Task goal: Write out every entry precisely as given, leaving the pictures out.

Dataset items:

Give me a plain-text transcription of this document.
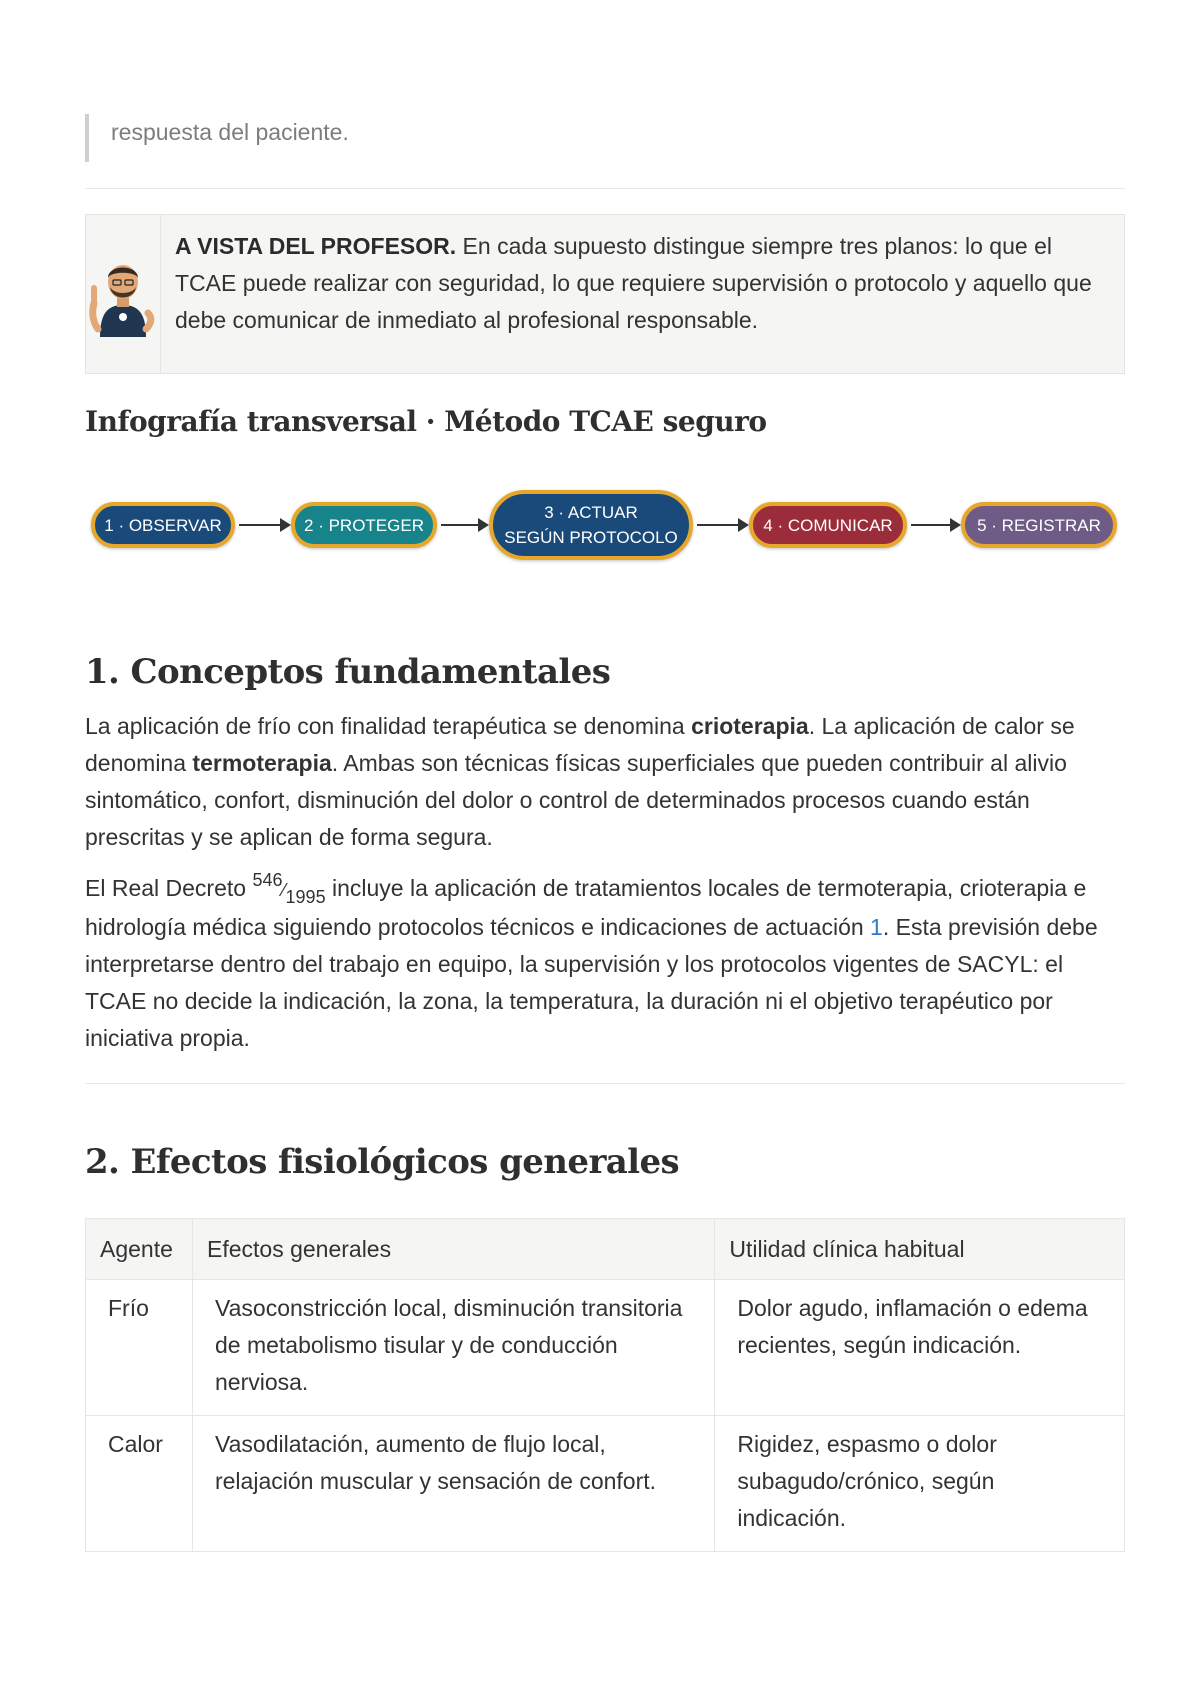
respuesta del paciente.
A VISTA DEL PROFESOR. En cada supuesto distingue siempre tres planos: lo que el TCAE puede realizar con seguridad, lo que requiere supervisión o protocolo y aquello que debe comunicar de inmediato al profesional responsable.
Infografía transversal · Método TCAE seguro
1 · OBSERVAR	2 · PROTEGER
3 · ACTUAR
SEGÚN PROTOCOLO
4 · COMUNICAR	5 · REGISTRAR
1. Conceptos fundamentales

La aplicación de frío con finalidad terapéutica se denomina crioterapia. La aplicación de calor se denomina termoterapia. Ambas son técnicas físicas superficiales que pueden contribuir al alivio sintomático, confort, disminución del dolor o control de determinados procesos cuando están prescritas y se aplican de forma segura.

El Real Decreto 546⁄1995 incluye la aplicación de tratamientos locales de termoterapia, crioterapia e hidrología médica siguiendo protocolos técnicos e indicaciones de actuación 1. Esta previsión debe interpretarse dentro del trabajo en equipo, la supervisión y los protocolos vigentes de SACYL: el TCAE no decide la indicación, la zona, la temperatura, la duración ni el objetivo terapéutico por iniciativa propia.

2. Efectos fisiológicos generales
Agente	Efectos generales	Utilidad clínica habitual
Frío	Vasoconstricción local, disminución transitoria de metabolismo tisular y de conducción nerviosa.	Dolor agudo, inflamación o edema recientes, según indicación.
Calor	Vasodilatación, aumento de flujo local, relajación muscular y sensación de confort.	Rigidez, espasmo o dolor subagudo/crónico, según indicación.
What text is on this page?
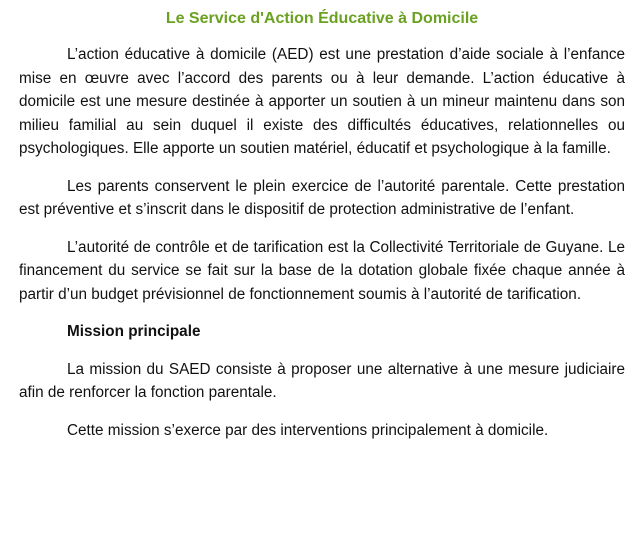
Le Service d'Action Éducative à Domicile

L’action éducative à domicile (AED) est une prestation d’aide sociale à l’enfance mise en œuvre avec l’accord des parents ou à leur demande. L’action éducative à domicile est une mesure destinée à apporter un soutien à un mineur maintenu dans son milieu familial au sein duquel il existe des difficultés éducatives, relationnelles ou psychologiques. Elle apporte un soutien matériel, éducatif et psychologique à la famille.

Les parents conservent le plein exercice de l’autorité parentale. Cette prestation est préventive et s’inscrit dans le dispositif de protection administrative de l’enfant.

L’autorité de contrôle et de tarification est la Collectivité Territoriale de Guyane. Le financement du service se fait sur la base de la dotation globale fixée chaque année à partir d’un budget prévisionnel de fonctionnement soumis à l’autorité de tarification.

Mission principale

La mission du SAED consiste à proposer une alternative à une mesure judiciaire afin de renforcer la fonction parentale.

Cette mission s’exerce par des interventions principalement à domicile.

Result of this exercise:
Give me a plain-text transcription of this document.
respuesta del paciente.
A VISTA DEL PROFESOR. En cada supuesto distingue siempre tres planos: lo que el TCAE puede realizar con seguridad, lo que requiere supervisión o protocolo y aquello que debe comunicar de inmediato al profesional responsable.
Infografía transversal · Método TCAE seguro
1 · OBSERVAR	2 · PROTEGER
3 · ACTUAR
SEGÚN PROTOCOLO
4 · COMUNICAR	5 · REGISTRAR
1. Conceptos fundamentales

La aplicación de frío con finalidad terapéutica se denomina crioterapia. La aplicación de calor se denomina termoterapia. Ambas son técnicas físicas superficiales que pueden contribuir al alivio sintomático, confort, disminución del dolor o control de determinados procesos cuando están prescritas y se aplican de forma segura.

El Real Decreto 546⁄1995 incluye la aplicación de tratamientos locales de termoterapia, crioterapia e hidrología médica siguiendo protocolos técnicos e indicaciones de actuación 1. Esta previsión debe interpretarse dentro del trabajo en equipo, la supervisión y los protocolos vigentes de SACYL: el TCAE no decide la indicación, la zona, la temperatura, la duración ni el objetivo terapéutico por iniciativa propia.

2. Efectos fisiológicos generales
Agente	Efectos generales	Utilidad clínica habitual
Frío	Vasoconstricción local, disminución transitoria de metabolismo tisular y de conducción nerviosa.	Dolor agudo, inflamación o edema recientes, según indicación.
Calor	Vasodilatación, aumento de flujo local, relajación muscular y sensación de confort.	Rigidez, espasmo o dolor subagudo/crónico, según indicación.
What text is on this page?
Le Service d'Action Éducative à Domicile

L’action éducative à domicile (AED) est une prestation d’aide sociale à l’enfance mise en œuvre avec l’accord des parents ou à leur demande. L’action éducative à domicile est une mesure destinée à apporter un soutien à un mineur maintenu dans son milieu familial au sein duquel il existe des difficultés éducatives, relationnelles ou psychologiques. Elle apporte un soutien matériel, éducatif et psychologique à la famille.

Les parents conservent le plein exercice de l’autorité parentale. Cette prestation est préventive et s’inscrit dans le dispositif de protection administrative de l’enfant.

L’autorité de contrôle et de tarification est la Collectivité Territoriale de Guyane. Le financement du service se fait sur la base de la dotation globale fixée chaque année à partir d’un budget prévisionnel de fonctionnement soumis à l’autorité de tarification.

Mission principale

La mission du SAED consiste à proposer une alternative à une mesure judiciaire afin de renforcer la fonction parentale.

Cette mission s’exerce par des interventions principalement à domicile.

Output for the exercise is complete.